Do this: Identify each line below that contains the word "Chronik", and copy it out.
====== Exercise input
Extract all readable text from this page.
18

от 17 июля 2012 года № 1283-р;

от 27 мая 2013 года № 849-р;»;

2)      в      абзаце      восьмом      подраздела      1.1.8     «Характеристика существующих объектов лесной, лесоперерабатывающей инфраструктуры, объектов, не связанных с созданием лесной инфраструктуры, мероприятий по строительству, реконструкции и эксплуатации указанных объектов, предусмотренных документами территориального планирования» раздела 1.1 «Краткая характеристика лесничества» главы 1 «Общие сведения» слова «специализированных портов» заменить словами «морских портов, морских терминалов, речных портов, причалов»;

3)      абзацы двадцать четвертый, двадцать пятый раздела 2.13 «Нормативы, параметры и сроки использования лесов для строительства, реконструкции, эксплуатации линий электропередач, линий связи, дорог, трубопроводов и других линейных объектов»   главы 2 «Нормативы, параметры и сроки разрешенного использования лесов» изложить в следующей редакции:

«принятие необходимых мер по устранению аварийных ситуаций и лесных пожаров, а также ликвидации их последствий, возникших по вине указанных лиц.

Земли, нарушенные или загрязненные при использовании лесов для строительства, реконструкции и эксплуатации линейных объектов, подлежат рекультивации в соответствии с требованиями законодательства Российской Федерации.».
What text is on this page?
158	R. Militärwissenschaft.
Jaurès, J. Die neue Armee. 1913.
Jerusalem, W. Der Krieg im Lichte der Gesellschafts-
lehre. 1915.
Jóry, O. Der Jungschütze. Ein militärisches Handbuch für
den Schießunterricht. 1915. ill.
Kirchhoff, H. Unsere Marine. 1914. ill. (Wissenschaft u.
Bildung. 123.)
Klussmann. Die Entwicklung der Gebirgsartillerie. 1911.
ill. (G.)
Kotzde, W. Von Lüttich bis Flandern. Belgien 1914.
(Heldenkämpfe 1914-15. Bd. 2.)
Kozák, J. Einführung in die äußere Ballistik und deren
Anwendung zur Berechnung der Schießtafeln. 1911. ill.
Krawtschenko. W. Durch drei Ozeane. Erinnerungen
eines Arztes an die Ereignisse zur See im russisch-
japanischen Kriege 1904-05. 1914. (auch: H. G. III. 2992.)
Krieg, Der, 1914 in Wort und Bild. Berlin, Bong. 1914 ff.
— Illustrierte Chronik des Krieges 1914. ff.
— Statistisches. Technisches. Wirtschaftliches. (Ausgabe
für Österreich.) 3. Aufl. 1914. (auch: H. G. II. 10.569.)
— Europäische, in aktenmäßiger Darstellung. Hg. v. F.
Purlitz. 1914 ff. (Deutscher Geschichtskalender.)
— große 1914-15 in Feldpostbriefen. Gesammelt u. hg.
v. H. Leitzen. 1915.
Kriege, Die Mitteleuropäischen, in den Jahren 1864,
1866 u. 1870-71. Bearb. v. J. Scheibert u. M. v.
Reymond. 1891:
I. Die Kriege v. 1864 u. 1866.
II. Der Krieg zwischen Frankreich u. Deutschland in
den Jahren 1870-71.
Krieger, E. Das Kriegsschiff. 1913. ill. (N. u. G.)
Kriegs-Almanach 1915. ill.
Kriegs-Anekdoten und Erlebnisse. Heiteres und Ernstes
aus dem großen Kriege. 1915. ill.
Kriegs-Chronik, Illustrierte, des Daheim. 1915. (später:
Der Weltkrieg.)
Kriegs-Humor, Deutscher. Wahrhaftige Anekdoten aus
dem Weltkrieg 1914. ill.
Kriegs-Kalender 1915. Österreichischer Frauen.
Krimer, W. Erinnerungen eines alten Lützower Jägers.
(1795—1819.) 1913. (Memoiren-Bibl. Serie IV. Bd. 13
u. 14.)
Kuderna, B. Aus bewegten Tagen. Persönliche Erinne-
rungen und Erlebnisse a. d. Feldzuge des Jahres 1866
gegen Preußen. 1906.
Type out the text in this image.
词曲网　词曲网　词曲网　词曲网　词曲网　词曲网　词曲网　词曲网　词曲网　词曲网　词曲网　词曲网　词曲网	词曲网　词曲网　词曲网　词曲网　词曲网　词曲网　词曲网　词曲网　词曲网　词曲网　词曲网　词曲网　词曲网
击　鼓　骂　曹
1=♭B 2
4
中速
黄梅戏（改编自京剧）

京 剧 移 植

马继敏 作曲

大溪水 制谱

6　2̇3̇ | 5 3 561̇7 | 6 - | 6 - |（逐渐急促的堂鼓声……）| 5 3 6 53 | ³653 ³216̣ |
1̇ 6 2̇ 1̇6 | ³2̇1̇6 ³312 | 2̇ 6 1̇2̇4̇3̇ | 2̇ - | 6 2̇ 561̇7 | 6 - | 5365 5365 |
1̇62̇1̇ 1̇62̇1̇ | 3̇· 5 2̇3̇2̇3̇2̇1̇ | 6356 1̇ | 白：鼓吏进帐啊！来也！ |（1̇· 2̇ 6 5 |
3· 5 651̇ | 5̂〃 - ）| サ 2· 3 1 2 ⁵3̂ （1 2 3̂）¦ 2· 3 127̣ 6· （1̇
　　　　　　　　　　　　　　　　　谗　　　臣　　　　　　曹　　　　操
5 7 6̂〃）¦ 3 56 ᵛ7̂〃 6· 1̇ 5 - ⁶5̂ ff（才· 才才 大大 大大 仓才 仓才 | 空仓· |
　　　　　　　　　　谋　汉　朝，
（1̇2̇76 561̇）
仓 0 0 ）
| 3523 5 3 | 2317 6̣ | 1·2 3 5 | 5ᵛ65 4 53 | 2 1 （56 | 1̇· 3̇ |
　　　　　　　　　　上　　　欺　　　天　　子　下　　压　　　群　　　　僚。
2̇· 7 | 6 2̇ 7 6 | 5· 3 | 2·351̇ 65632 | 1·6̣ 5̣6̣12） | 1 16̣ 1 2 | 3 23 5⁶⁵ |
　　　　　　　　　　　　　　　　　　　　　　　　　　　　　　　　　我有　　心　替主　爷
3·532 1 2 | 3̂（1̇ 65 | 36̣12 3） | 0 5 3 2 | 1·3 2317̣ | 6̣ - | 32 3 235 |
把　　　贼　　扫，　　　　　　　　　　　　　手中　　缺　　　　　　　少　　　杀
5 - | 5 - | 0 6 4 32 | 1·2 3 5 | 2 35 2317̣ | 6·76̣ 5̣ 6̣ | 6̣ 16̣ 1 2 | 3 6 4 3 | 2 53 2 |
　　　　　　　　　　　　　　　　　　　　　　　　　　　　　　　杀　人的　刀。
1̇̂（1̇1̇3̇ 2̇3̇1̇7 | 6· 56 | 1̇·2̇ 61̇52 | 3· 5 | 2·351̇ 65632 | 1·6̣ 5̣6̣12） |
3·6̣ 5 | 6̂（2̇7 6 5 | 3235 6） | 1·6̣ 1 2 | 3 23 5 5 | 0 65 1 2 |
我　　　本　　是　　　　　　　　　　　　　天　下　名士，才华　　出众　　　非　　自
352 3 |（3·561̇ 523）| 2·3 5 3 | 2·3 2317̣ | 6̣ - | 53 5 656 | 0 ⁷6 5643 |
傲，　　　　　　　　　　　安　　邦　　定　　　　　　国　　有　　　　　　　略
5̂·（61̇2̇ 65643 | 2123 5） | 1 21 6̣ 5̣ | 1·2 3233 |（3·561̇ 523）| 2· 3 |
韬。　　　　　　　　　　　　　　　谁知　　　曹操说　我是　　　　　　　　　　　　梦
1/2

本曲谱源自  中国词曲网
============
Final answer:
— Illustrierte Chronik des Krieges 1914. ff.
Kriegs-Chronik, Illustrierte, des Daheim. 1915. (später:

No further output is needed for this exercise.